## [YOUR TASK]
From the listing below, extract each line containing the string "members".

## [TASK DATA]
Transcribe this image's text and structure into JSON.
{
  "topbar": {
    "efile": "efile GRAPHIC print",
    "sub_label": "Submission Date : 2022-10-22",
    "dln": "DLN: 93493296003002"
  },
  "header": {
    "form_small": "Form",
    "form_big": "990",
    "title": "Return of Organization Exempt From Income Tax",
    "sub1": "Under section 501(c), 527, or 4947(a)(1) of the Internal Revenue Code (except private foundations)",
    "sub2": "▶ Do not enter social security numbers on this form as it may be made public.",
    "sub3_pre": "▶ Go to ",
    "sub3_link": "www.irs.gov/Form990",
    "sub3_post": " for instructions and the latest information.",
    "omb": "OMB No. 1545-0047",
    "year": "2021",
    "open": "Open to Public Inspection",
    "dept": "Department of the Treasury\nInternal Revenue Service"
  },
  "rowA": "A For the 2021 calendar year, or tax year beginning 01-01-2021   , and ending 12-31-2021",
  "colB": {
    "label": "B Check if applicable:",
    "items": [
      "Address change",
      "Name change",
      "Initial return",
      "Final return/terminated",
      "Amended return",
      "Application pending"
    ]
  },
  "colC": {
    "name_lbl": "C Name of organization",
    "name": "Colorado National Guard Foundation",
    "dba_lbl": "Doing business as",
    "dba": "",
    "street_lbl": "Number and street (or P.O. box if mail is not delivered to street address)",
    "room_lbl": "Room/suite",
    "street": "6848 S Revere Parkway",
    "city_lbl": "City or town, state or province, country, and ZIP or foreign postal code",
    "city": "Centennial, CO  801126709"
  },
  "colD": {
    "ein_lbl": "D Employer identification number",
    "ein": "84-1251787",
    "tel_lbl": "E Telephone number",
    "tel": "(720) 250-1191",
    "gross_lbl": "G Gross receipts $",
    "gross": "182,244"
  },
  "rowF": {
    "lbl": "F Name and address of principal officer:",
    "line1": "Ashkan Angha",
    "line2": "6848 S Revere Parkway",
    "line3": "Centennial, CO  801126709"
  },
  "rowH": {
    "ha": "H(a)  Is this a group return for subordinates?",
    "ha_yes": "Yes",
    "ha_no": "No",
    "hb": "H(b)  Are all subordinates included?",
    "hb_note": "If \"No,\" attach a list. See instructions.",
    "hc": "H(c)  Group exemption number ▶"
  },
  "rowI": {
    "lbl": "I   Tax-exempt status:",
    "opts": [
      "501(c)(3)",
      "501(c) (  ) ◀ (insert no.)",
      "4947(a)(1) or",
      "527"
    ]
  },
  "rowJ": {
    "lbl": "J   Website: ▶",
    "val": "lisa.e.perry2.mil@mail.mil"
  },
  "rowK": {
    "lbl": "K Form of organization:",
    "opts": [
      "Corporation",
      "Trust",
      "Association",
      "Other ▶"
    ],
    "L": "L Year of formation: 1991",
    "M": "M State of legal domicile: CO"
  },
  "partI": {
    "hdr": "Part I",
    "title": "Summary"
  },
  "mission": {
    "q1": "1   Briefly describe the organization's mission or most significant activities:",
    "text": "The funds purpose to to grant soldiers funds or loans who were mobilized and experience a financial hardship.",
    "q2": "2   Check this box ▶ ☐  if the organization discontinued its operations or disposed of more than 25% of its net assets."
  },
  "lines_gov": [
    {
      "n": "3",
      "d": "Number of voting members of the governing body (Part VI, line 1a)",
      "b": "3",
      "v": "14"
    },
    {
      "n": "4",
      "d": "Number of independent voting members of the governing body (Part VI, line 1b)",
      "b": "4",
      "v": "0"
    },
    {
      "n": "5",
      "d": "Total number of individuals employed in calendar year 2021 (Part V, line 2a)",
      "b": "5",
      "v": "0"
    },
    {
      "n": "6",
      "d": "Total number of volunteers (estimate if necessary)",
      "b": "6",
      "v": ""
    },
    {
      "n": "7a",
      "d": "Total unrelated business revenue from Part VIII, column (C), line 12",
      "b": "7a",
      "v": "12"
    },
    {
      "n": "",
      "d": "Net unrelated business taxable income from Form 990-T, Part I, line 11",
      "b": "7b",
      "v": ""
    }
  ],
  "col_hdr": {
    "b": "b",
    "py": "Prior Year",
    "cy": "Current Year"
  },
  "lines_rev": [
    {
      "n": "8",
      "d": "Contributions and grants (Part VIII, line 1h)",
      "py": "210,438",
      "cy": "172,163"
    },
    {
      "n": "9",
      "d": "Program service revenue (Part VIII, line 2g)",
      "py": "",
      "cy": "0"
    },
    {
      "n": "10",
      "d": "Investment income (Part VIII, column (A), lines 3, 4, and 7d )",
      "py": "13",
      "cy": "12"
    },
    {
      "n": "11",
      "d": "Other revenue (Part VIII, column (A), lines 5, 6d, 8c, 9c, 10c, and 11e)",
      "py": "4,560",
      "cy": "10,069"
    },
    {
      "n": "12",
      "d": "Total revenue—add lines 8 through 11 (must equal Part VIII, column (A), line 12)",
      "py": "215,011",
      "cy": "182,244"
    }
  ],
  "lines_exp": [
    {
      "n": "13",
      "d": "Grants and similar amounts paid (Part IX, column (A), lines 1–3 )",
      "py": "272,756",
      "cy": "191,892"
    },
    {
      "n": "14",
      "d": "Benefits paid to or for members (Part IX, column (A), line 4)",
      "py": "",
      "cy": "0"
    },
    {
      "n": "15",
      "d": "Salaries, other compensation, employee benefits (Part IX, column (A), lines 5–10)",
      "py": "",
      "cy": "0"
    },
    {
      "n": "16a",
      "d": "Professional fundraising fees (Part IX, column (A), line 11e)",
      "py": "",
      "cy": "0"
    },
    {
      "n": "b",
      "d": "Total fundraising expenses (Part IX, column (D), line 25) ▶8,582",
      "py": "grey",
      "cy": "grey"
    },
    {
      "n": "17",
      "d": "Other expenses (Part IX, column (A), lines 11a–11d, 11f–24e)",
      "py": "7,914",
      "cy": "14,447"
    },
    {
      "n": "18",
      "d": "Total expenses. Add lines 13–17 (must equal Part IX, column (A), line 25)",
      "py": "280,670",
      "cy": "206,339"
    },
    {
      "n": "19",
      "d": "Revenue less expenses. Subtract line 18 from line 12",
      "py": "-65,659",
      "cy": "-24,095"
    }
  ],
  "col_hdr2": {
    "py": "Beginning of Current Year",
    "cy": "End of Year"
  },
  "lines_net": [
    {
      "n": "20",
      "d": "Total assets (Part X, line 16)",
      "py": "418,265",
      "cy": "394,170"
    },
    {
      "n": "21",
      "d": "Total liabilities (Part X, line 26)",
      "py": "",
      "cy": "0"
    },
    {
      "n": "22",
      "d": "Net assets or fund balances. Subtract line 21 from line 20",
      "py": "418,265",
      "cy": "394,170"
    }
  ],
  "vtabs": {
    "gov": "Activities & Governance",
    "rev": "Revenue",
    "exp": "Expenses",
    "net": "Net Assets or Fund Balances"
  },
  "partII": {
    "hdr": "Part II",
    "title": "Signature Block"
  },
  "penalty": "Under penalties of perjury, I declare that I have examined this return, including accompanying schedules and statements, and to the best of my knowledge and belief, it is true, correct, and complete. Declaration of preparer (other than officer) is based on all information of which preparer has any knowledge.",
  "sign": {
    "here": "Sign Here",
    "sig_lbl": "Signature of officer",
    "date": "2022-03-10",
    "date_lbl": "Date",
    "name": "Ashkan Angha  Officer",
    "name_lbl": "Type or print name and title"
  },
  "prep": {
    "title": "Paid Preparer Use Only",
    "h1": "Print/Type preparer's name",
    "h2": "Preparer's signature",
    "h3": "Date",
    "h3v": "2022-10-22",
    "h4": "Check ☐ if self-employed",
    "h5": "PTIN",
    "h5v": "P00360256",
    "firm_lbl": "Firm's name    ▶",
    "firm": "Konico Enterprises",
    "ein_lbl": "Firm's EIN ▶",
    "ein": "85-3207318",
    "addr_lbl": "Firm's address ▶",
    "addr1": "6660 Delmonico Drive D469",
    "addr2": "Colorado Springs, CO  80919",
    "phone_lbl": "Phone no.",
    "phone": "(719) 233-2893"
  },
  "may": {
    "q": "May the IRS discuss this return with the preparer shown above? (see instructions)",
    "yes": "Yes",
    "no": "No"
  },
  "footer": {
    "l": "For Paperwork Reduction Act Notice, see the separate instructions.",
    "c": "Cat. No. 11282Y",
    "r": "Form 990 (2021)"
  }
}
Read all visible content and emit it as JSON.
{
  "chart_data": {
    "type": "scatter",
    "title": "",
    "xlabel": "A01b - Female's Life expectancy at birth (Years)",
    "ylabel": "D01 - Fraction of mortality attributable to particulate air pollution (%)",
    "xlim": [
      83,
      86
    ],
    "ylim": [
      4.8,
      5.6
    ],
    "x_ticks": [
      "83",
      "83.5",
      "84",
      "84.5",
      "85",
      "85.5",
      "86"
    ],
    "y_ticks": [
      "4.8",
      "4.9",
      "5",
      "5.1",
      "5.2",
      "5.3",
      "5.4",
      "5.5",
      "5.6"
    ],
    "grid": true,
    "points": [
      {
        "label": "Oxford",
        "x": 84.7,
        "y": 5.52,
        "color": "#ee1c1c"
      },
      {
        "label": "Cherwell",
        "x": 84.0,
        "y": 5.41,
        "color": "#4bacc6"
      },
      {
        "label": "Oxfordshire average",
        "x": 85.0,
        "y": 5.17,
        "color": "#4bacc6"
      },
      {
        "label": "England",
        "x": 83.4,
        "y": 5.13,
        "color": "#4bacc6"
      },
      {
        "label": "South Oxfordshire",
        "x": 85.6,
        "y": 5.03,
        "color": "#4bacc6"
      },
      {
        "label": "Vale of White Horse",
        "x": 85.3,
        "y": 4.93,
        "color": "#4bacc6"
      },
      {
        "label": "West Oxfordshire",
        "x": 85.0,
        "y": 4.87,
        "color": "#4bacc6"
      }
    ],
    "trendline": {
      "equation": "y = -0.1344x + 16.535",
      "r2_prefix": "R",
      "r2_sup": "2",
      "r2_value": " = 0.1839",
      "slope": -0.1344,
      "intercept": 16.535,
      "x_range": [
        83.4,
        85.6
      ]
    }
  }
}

## [EXPECTED ANSWER]
      "d": "Number of voting members of the governing body (Part VI, line 1a)",
      "d": "Number of independent voting members of the governing body (Part VI, line 1b)",
      "d": "Benefits paid to or for members (Part IX, column (A), line 4)",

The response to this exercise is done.